— start Input —
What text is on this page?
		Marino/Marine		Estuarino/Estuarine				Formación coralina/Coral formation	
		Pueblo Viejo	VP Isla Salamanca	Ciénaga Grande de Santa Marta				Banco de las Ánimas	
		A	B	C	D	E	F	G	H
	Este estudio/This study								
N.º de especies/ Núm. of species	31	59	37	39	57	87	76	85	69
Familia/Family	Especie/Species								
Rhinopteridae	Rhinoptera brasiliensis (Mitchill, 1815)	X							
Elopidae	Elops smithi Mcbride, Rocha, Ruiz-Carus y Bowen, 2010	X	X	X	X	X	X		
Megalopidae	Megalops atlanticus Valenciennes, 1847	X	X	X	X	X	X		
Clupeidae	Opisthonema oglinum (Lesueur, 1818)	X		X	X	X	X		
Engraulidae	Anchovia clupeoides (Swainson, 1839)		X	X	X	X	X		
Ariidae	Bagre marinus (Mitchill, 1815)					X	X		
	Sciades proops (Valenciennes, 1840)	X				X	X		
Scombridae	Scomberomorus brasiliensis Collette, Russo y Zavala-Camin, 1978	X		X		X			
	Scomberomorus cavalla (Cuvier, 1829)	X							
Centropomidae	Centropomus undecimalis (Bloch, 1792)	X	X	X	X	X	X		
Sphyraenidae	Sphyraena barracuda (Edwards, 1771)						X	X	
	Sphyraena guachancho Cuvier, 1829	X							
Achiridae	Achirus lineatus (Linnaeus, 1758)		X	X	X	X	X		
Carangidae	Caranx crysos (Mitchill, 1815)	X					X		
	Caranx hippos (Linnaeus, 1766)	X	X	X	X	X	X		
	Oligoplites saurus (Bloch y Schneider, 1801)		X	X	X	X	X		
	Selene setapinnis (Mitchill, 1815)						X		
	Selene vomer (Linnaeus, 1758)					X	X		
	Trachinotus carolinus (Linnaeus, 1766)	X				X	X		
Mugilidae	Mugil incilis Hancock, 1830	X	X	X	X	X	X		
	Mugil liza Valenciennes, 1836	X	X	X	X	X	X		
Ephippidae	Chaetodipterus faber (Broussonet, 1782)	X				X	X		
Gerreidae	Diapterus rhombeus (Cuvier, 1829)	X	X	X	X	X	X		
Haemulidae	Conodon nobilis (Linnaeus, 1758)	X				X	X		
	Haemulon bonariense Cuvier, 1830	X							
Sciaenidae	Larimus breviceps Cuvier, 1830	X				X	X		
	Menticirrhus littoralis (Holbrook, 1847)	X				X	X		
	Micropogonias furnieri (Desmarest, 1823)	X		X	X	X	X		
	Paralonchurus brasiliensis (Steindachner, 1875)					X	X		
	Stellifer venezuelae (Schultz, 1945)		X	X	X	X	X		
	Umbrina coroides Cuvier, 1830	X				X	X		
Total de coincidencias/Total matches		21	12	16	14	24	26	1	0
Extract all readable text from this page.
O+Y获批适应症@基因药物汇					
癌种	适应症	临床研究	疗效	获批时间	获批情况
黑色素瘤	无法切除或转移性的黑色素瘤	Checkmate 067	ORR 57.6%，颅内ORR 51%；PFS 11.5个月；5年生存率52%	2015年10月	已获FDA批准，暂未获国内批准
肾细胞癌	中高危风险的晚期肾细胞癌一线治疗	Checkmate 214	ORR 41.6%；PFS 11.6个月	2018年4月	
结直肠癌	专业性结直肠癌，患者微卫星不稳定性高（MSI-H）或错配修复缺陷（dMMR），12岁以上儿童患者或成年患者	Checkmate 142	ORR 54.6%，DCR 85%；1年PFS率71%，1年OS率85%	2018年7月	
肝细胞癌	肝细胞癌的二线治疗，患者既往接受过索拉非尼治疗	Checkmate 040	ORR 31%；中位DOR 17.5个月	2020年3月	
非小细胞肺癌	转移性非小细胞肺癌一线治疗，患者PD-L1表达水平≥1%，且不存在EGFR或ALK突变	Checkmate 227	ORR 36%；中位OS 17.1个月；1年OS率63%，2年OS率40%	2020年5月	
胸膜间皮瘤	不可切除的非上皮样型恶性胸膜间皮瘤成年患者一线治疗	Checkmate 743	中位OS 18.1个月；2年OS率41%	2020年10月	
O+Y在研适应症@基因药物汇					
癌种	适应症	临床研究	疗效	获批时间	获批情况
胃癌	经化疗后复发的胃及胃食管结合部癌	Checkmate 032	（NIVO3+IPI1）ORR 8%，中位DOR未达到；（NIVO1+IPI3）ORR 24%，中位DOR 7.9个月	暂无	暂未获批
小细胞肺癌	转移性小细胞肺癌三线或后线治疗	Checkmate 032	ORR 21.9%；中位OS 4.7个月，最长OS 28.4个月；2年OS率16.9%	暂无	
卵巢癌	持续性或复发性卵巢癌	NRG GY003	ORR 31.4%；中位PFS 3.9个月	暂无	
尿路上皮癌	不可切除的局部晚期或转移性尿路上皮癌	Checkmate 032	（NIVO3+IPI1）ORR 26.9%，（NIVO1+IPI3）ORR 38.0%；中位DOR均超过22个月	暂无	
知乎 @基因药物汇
— end Input —
-- Stated goal --
Transcribe the entire listing above precisely.

-- Final answer --
What text is on this page?
		Marino/Marine		Estuarino/Estuarine				Formación coralina/Coral formation	
		Pueblo Viejo	VP Isla Salamanca	Ciénaga Grande de Santa Marta				Banco de las Ánimas	
		A	B	C	D	E	F	G	H
	Este estudio/This study								
N.º de especies/ Núm. of species	31	59	37	39	57	87	76	85	69
Familia/Family	Especie/Species								
Rhinopteridae	Rhinoptera brasiliensis (Mitchill, 1815)	X							
Elopidae	Elops smithi Mcbride, Rocha, Ruiz-Carus y Bowen, 2010	X	X	X	X	X	X		
Megalopidae	Megalops atlanticus Valenciennes, 1847	X	X	X	X	X	X		
Clupeidae	Opisthonema oglinum (Lesueur, 1818)	X		X	X	X	X		
Engraulidae	Anchovia clupeoides (Swainson, 1839)		X	X	X	X	X		
Ariidae	Bagre marinus (Mitchill, 1815)					X	X		
	Sciades proops (Valenciennes, 1840)	X				X	X		
Scombridae	Scomberomorus brasiliensis Collette, Russo y Zavala-Camin, 1978	X		X		X			
	Scomberomorus cavalla (Cuvier, 1829)	X							
Centropomidae	Centropomus undecimalis (Bloch, 1792)	X	X	X	X	X	X		
Sphyraenidae	Sphyraena barracuda (Edwards, 1771)						X	X	
	Sphyraena guachancho Cuvier, 1829	X							
Achiridae	Achirus lineatus (Linnaeus, 1758)		X	X	X	X	X		
Carangidae	Caranx crysos (Mitchill, 1815)	X					X		
	Caranx hippos (Linnaeus, 1766)	X	X	X	X	X	X		
	Oligoplites saurus (Bloch y Schneider, 1801)		X	X	X	X	X		
	Selene setapinnis (Mitchill, 1815)						X		
	Selene vomer (Linnaeus, 1758)					X	X		
	Trachinotus carolinus (Linnaeus, 1766)	X				X	X		
Mugilidae	Mugil incilis Hancock, 1830	X	X	X	X	X	X		
	Mugil liza Valenciennes, 1836	X	X	X	X	X	X		
Ephippidae	Chaetodipterus faber (Broussonet, 1782)	X				X	X		
Gerreidae	Diapterus rhombeus (Cuvier, 1829)	X	X	X	X	X	X		
Haemulidae	Conodon nobilis (Linnaeus, 1758)	X				X	X		
	Haemulon bonariense Cuvier, 1830	X							
Sciaenidae	Larimus breviceps Cuvier, 1830	X				X	X		
	Menticirrhus littoralis (Holbrook, 1847)	X				X	X		
	Micropogonias furnieri (Desmarest, 1823)	X		X	X	X	X		
	Paralonchurus brasiliensis (Steindachner, 1875)					X	X		
	Stellifer venezuelae (Schultz, 1945)		X	X	X	X	X		
	Umbrina coroides Cuvier, 1830	X				X	X		
Total de coincidencias/Total matches		21	12	16	14	24	26	1	0
Extract all readable text from this page.
O+Y获批适应症@基因药物汇					
癌种	适应症	临床研究	疗效	获批时间	获批情况
黑色素瘤	无法切除或转移性的黑色素瘤	Checkmate 067	ORR 57.6%，颅内ORR 51%；PFS 11.5个月；5年生存率52%	2015年10月	已获FDA批准，暂未获国内批准
肾细胞癌	中高危风险的晚期肾细胞癌一线治疗	Checkmate 214	ORR 41.6%；PFS 11.6个月	2018年4月	
结直肠癌	专业性结直肠癌，患者微卫星不稳定性高（MSI-H）或错配修复缺陷（dMMR），12岁以上儿童患者或成年患者	Checkmate 142	ORR 54.6%，DCR 85%；1年PFS率71%，1年OS率85%	2018年7月	
肝细胞癌	肝细胞癌的二线治疗，患者既往接受过索拉非尼治疗	Checkmate 040	ORR 31%；中位DOR 17.5个月	2020年3月	
非小细胞肺癌	转移性非小细胞肺癌一线治疗，患者PD-L1表达水平≥1%，且不存在EGFR或ALK突变	Checkmate 227	ORR 36%；中位OS 17.1个月；1年OS率63%，2年OS率40%	2020年5月	
胸膜间皮瘤	不可切除的非上皮样型恶性胸膜间皮瘤成年患者一线治疗	Checkmate 743	中位OS 18.1个月；2年OS率41%	2020年10月	
O+Y在研适应症@基因药物汇					
癌种	适应症	临床研究	疗效	获批时间	获批情况
胃癌	经化疗后复发的胃及胃食管结合部癌	Checkmate 032	（NIVO3+IPI1）ORR 8%，中位DOR未达到；（NIVO1+IPI3）ORR 24%，中位DOR 7.9个月	暂无	暂未获批
小细胞肺癌	转移性小细胞肺癌三线或后线治疗	Checkmate 032	ORR 21.9%；中位OS 4.7个月，最长OS 28.4个月；2年OS率16.9%	暂无	
卵巢癌	持续性或复发性卵巢癌	NRG GY003	ORR 31.4%；中位PFS 3.9个月	暂无	
尿路上皮癌	不可切除的局部晚期或转移性尿路上皮癌	Checkmate 032	（NIVO3+IPI1）ORR 26.9%，（NIVO1+IPI3）ORR 38.0%；中位DOR均超过22个月	暂无	
知乎 @基因药物汇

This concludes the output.